-- Assignment --
Those lines of the data that hold the word "Reciprocal" are to be copied out.

[Dataset rows about figures]
▬▬▬▬▬▬▬▬▬▬

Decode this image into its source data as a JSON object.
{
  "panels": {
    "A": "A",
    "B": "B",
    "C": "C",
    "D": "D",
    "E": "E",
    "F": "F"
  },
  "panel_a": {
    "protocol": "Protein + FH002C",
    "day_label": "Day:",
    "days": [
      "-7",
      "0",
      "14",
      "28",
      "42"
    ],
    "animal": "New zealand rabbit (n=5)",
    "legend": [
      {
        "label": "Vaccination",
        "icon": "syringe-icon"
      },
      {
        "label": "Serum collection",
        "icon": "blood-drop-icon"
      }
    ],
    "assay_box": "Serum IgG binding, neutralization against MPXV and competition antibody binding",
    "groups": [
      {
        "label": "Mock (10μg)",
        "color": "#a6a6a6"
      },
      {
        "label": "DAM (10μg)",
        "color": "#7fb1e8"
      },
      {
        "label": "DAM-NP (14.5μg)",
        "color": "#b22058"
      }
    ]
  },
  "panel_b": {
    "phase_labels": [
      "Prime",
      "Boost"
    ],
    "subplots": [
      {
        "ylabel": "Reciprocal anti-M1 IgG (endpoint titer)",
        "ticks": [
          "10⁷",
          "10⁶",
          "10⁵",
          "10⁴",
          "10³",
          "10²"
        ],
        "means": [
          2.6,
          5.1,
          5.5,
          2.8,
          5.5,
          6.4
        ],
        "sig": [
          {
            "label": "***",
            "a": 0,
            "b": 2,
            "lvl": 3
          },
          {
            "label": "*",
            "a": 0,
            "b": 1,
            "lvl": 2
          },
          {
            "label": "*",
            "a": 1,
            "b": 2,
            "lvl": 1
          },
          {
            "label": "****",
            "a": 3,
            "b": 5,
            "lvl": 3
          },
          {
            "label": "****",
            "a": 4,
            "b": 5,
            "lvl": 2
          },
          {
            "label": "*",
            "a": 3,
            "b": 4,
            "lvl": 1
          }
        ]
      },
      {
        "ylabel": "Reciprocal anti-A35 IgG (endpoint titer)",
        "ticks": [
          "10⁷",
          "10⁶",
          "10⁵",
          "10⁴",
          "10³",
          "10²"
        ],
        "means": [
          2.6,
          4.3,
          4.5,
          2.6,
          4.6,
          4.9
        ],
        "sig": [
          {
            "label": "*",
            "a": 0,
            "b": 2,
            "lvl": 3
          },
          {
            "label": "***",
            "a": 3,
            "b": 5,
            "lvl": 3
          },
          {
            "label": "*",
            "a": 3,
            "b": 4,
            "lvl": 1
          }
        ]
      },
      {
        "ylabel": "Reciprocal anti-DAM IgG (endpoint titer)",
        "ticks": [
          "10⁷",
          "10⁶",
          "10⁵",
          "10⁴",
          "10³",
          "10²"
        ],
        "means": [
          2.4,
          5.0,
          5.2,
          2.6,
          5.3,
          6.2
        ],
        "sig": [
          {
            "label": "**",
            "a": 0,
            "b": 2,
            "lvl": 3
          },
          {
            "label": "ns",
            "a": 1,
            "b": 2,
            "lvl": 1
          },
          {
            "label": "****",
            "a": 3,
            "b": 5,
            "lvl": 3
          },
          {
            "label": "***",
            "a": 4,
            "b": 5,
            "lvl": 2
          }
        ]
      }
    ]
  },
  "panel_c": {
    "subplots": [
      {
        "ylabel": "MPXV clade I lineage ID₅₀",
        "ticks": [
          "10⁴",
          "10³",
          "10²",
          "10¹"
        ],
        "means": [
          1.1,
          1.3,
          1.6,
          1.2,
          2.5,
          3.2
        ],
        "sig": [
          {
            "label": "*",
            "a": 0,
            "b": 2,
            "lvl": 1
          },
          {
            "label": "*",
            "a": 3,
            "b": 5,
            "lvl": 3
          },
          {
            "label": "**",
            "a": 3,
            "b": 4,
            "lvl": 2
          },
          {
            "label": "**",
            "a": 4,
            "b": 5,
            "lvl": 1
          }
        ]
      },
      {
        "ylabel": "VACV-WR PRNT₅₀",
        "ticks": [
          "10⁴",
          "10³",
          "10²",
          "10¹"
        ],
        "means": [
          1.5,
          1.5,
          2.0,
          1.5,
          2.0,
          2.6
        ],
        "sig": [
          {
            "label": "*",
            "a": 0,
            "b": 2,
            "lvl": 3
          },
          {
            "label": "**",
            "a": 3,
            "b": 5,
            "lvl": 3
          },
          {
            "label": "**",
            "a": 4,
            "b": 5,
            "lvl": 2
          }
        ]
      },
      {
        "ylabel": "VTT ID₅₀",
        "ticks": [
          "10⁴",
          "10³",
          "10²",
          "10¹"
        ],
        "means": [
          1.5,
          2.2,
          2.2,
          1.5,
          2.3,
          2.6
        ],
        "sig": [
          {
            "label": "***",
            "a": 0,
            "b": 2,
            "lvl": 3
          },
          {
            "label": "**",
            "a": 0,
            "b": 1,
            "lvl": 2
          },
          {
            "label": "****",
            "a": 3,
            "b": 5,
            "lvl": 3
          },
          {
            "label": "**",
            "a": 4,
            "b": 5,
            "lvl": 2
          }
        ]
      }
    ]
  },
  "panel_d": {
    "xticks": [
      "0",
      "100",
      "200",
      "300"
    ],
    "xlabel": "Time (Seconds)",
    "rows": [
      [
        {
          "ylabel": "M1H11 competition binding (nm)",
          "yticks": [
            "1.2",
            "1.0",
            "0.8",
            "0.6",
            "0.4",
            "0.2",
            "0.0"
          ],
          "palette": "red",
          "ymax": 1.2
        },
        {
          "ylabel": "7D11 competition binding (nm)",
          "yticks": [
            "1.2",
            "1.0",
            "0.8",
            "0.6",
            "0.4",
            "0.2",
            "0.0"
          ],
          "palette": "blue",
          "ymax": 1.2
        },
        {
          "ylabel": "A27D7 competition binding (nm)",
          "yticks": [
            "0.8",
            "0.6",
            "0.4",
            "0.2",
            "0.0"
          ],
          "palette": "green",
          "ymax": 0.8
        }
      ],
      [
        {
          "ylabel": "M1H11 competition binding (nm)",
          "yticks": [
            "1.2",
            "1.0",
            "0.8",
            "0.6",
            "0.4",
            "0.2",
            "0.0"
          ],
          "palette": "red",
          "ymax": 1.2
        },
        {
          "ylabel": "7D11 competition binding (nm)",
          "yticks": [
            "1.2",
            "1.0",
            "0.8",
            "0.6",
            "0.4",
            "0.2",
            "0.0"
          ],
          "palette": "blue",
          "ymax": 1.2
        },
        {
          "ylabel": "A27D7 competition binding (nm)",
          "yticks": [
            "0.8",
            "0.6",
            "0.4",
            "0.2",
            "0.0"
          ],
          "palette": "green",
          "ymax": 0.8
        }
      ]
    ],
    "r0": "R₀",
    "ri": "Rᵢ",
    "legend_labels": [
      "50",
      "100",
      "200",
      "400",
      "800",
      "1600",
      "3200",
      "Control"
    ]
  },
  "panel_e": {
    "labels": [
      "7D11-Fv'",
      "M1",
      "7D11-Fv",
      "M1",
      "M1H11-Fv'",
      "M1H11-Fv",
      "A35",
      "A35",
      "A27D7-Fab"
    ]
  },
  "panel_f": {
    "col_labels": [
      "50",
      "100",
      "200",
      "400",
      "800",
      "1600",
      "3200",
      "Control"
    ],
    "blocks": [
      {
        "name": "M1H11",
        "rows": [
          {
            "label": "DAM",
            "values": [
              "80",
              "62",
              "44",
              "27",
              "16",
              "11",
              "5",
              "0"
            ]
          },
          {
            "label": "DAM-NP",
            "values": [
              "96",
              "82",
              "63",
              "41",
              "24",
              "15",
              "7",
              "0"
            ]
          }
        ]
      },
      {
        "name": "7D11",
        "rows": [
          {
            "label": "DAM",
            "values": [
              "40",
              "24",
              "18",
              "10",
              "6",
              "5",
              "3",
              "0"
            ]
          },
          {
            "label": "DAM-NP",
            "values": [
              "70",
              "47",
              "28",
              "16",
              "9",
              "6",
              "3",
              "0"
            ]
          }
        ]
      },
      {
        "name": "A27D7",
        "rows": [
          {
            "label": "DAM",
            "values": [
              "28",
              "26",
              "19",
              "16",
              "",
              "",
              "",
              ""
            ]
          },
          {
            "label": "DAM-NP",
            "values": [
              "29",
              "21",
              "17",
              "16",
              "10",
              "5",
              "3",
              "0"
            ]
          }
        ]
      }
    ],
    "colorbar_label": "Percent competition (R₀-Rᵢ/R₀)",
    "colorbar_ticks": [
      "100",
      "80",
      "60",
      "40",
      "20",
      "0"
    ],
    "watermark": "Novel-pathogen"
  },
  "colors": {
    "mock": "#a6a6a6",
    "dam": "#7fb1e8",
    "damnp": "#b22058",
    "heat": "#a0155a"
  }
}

▬▬▬▬▬▬▬▬▬▬

-- Exercise solution --
        "ylabel": "Reciprocal anti-M1 IgG (endpoint titer)",
        "ylabel": "Reciprocal anti-A35 IgG (endpoint titer)",
        "ylabel": "Reciprocal anti-DAM IgG (endpoint titer)",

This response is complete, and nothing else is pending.